Dataset records:
◇ ◇ ◇ ◇
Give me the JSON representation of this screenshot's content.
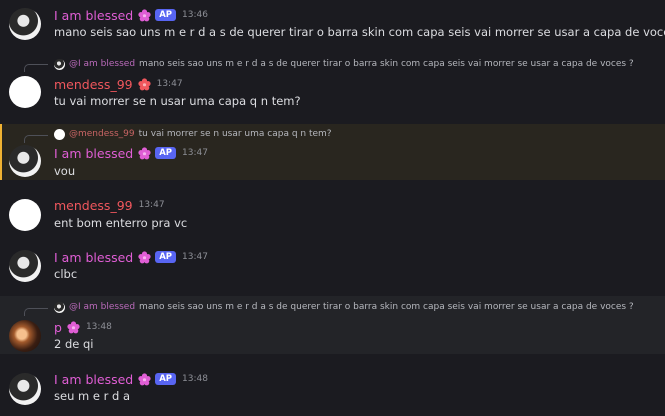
{
  "messages": [
    {
      "author": "I am blessed",
      "tag": "AP",
      "time": "13:46",
      "text": "mano seis sao uns m e r d a s de querer tirar o barra skin com capa seis vai morrer se usar a capa de voces ?"
    },
    {
      "reply_name": "@I am blessed",
      "reply_text": "mano seis sao uns m e r d a s de querer tirar o barra skin com capa seis vai morrer se usar a capa de voces ?",
      "author": "mendess_99",
      "time": "13:47",
      "text": "tu vai morrer se n usar uma capa q n tem?"
    },
    {
      "reply_name": "@mendess_99",
      "reply_text": "tu vai morrer se n usar uma capa q n tem?",
      "author": "I am blessed",
      "tag": "AP",
      "time": "13:47",
      "text": "vou"
    },
    {
      "author": "mendess_99",
      "time": "13:47",
      "text": "ent bom enterro pra vc"
    },
    {
      "author": "I am blessed",
      "tag": "AP",
      "time": "13:47",
      "text": "clbc"
    },
    {
      "reply_name": "@I am blessed",
      "reply_text": "mano seis sao uns m e r d a s de querer tirar o barra skin com capa seis vai morrer se usar a capa de voces ?",
      "author": "p",
      "time": "13:48",
      "text": "2 de qi"
    },
    {
      "author": "I am blessed",
      "tag": "AP",
      "time": "13:48",
      "text": "seu m e r d a"
    }
  ],
  "colors": {
    "background": "#1b1b20",
    "pink_name": "#e05ed5",
    "red_name": "#f0575d",
    "tag_bg": "#5865f2",
    "mention_bar": "#f0b232"
  },
  "icons": {
    "badge": "flower-badge-icon"
  }
}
◇ ◇ ◇ ◇
Excluding the pictures, restate the records above word for word.

Give me the JSON representation of this screenshot's content.
{
  "messages": [
    {
      "author": "I am blessed",
      "tag": "AP",
      "time": "13:46",
      "text": "mano seis sao uns m e r d a s de querer tirar o barra skin com capa seis vai morrer se usar a capa de voces ?"
    },
    {
      "reply_name": "@I am blessed",
      "reply_text": "mano seis sao uns m e r d a s de querer tirar o barra skin com capa seis vai morrer se usar a capa de voces ?",
      "author": "mendess_99",
      "time": "13:47",
      "text": "tu vai morrer se n usar uma capa q n tem?"
    },
    {
      "reply_name": "@mendess_99",
      "reply_text": "tu vai morrer se n usar uma capa q n tem?",
      "author": "I am blessed",
      "tag": "AP",
      "time": "13:47",
      "text": "vou"
    },
    {
      "author": "mendess_99",
      "time": "13:47",
      "text": "ent bom enterro pra vc"
    },
    {
      "author": "I am blessed",
      "tag": "AP",
      "time": "13:47",
      "text": "clbc"
    },
    {
      "reply_name": "@I am blessed",
      "reply_text": "mano seis sao uns m e r d a s de querer tirar o barra skin com capa seis vai morrer se usar a capa de voces ?",
      "author": "p",
      "time": "13:48",
      "text": "2 de qi"
    },
    {
      "author": "I am blessed",
      "tag": "AP",
      "time": "13:48",
      "text": "seu m e r d a"
    }
  ],
  "colors": {
    "background": "#1b1b20",
    "pink_name": "#e05ed5",
    "red_name": "#f0575d",
    "tag_bg": "#5865f2",
    "mention_bar": "#f0b232"
  },
  "icons": {
    "badge": "flower-badge-icon"
  }
}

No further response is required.